*Stated goal 1*
Rewrite everything from "we started out" down to "chinbunny1 (Feb 14, 2010)" in the rabbit-raising forum thread below, changing "bunnies" to "kits".

*Source extract*

Mini rex are a popular breed, but if you want to raise these to sall for people to show i would recommend finding you a good pedigreed or registred set to start with. Most of my clients want registred rabbits and will pay extra for that. I sell all my registered stock on mini rex for $50-$125 each. Now my non registered stock sells for $25 each. Also take into consideration that mini rex dont have huge litters between 1-5. They will usually pick off the runt to only raise 4. I have 20 mini rex does right now with 3 different bucks. But i also raise alor of other breeds too.


----------



## currycomb (Feb 14, 2010)

we started out raising rabbits for our daughter's 4-H project, then some for meat, then some for pets, and now(i will get slammed for this i am sure) raising for the easter rush. our local farm store is going to purchase bunnies from us, 20 a week for 10 weeks to sell along with the chicks. i am supplying 2 stores, so 400 bunnies in 10 weeks. will see how this venture goes. last year they took 30 at each store the week before easter and sold out quickly, but corporate would not okay the purchase of more. a friend has been selling fryer rabbits all winter and cannot find or raise enough to meet demand. so depending on your area, and what you want to do they can pay the feed bill.


----------



## chinbunny1 (Feb 14, 2010)

*Stated goal 2*
In the entries below, repeat everything from the line containing "road-label: 조암로22길 [743,24,755,75]" down to the line containing "place-name[interactable]: 문어물갈비 대구본점", including both of those lines.

*Input data*
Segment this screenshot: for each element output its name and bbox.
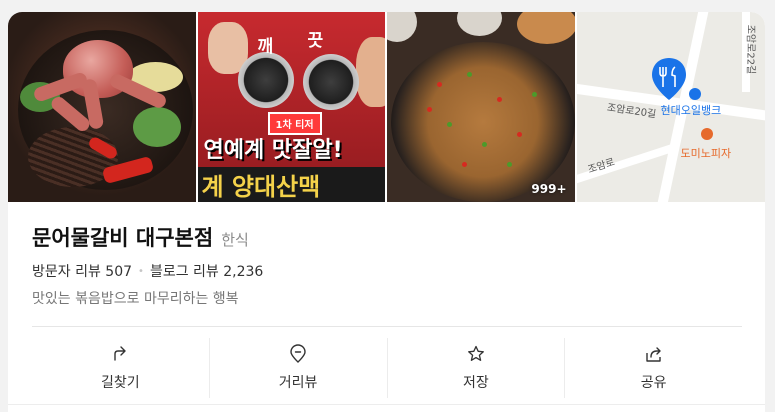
road-label: 조암로22길 [743,24,755,75]
bok-choy [133,107,181,147]
garnish [427,107,432,112]
save-button[interactable]: 저장 [388,338,566,398]
restaurant-pin-icon [651,58,686,100]
star-icon [467,345,484,361]
person-right [355,37,385,107]
place-name[interactable]: 문어물갈비 대구본점 [32,222,213,252]
poi-label-pizza: 도미노피자 [680,147,732,160]
thumbnail-caption: 계 양대산맥 [197,167,385,202]
garnish [437,82,442,87]
road-label: 조암로 [586,156,616,176]
share-button[interactable]: 공유 [565,338,742,398]
place-tagline: 맛있는 볶음밥으로 마무리하는 행복 [32,291,239,307]
street-view-label: 거리뷰 [278,375,318,391]
garnish [467,72,472,77]
place-card: 깨 끗 1차 티저 연예계 맛잘알! 계 양대산맥 999+ 조암로20길 조암… [8,12,765,412]
side-dish [517,12,575,44]
action-bar: 길찾기 거리뷰 저장 공유 [32,338,742,398]
directions-button[interactable]: 길찾기 [32,338,210,398]
bowl [237,52,294,108]
gas-station-icon [688,88,701,100]
share-icon [645,347,661,362]
map-thumbnail[interactable]: 조암로20길 조암로 조암로22길 현대오일뱅크 도미노피자 [576,12,765,202]
fried-rice-pan [391,42,575,202]
photo-video-thumbnail[interactable]: 깨 끗 1차 티저 연예계 맛잘알! 계 양대산맥 [197,12,385,202]
title-row: 문어물갈비 대구본점 한식 [32,222,249,252]
thumbnail-text: 끗 [307,31,324,51]
photo-fried-rice[interactable]: 999+ [387,12,575,202]
separator-dot: • [138,265,144,277]
blog-reviews-link[interactable]: 블로그 리뷰 2,236 [150,261,263,281]
side-dish [387,12,417,42]
place-category: 한식 [221,231,249,249]
share-label: 공유 [640,375,667,391]
bottom-divider [8,404,765,405]
directions-icon [114,346,127,361]
divider [32,326,742,327]
location-pin-icon [290,344,306,363]
thumbnail-text: 깨 [257,37,274,57]
garnish [482,142,487,147]
save-label: 저장 [462,375,489,391]
photo-count: 999+ [531,182,567,196]
side-dish [457,12,502,36]
bowl [302,54,359,110]
photo-strip: 깨 끗 1차 티저 연예계 맛잘알! 계 양대산맥 999+ 조암로20길 조암… [8,12,765,202]
street-view-button[interactable]: 거리뷰 [210,338,388,398]
visitor-reviews-link[interactable]: 방문자 리뷰 507 [32,261,132,281]
poi-label-bank: 현대오일뱅크 [660,104,722,117]
review-stats: 방문자 리뷰 507 • 블로그 리뷰 2,236 [32,261,263,281]
garnish [517,132,522,137]
garnish [462,162,467,167]
garnish [507,162,512,167]
garnish [532,92,537,97]
pizza-icon [700,128,713,140]
garnish [447,122,452,127]
photo-octopus-hotpot[interactable] [8,12,196,202]
garnish [497,97,502,102]
thumbnail-caption: 연예계 맛잘알! [203,138,343,163]
directions-label: 길찾기 [101,375,140,391]
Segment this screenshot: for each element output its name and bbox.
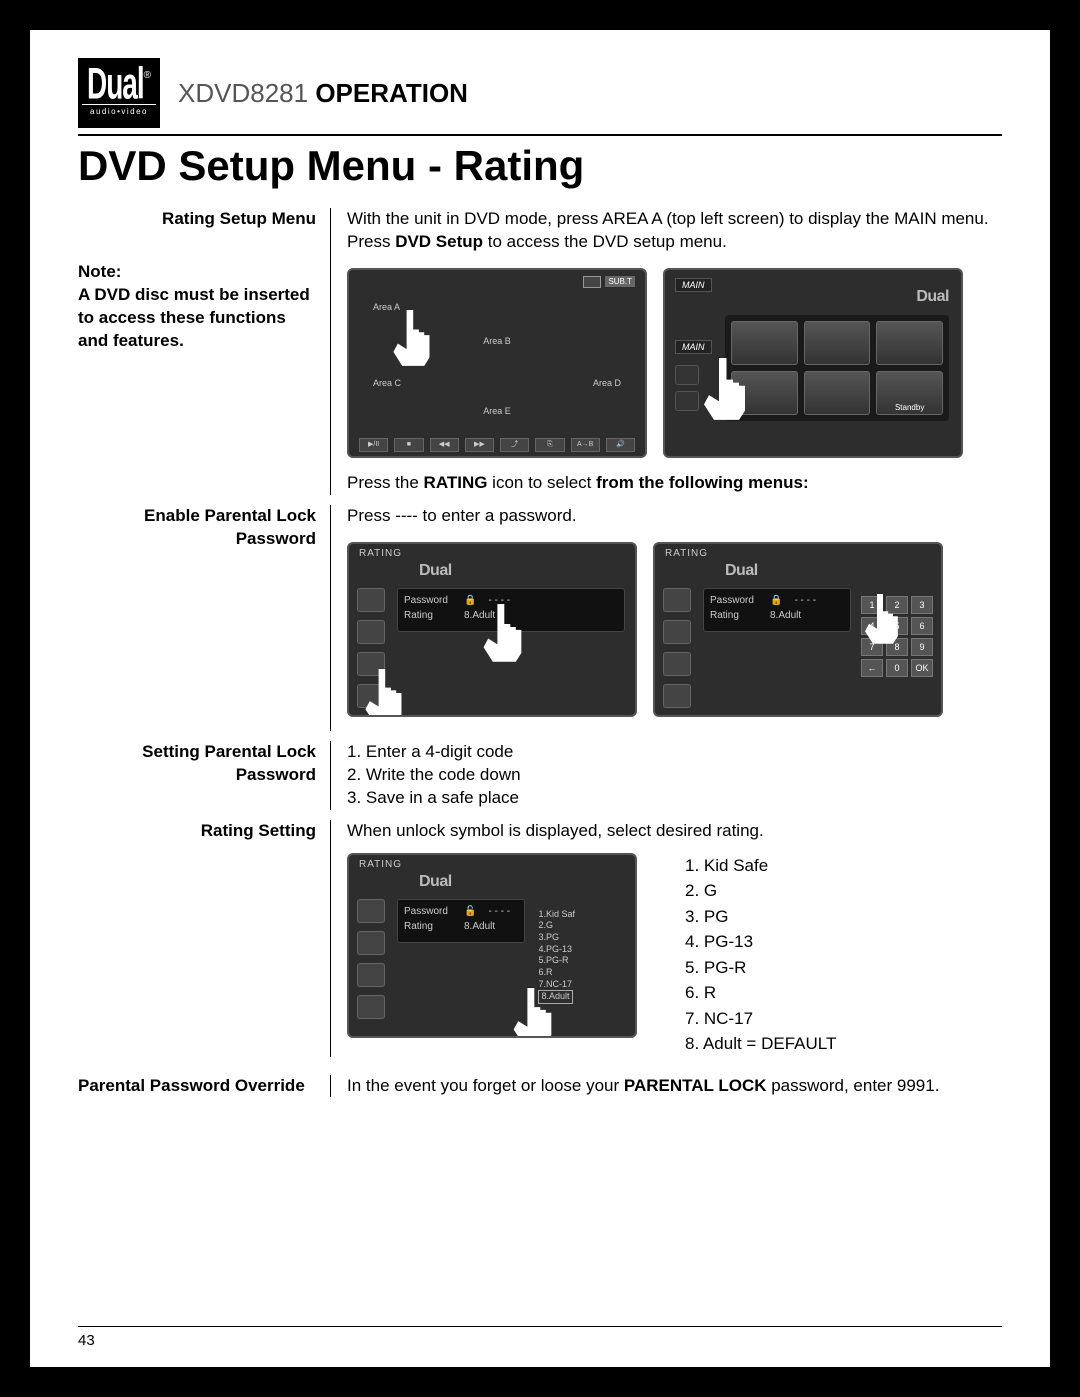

*Output 1*
we started out raising rabbits for our daughter's 4-H project, then some for meat, then some for pets, and now(i will get slammed for this i am sure) raising for the easter rush. our local farm store is going to purchase kits from us, 20 a week for 10 weeks to sell along with the chicks. i am supplying 2 stores, so 400 kits in 10 weeks. will see how this venture goes. last year they took 30 at each store the week before easter and sold out quickly, but corporate would not okay the purchase of more. a friend has been selling fryer rabbits all winter and cannot find or raise enough to meet demand. so depending on your area, and what you want to do they can pay the feed bill.


----------



## chinbunny1 (Feb 14, 2010)

*Output 2*
road-label: 조암로22길 [743,24,755,75]
bok-choy [133,107,181,147]
garnish [427,107,432,112]
save-button[interactable]: 저장 [388,338,566,398]
restaurant-pin-icon [651,58,686,100]
star-icon [467,345,484,361]
person-right [355,37,385,107]
place-name[interactable]: 문어물갈비 대구본점 [32,222,213,252]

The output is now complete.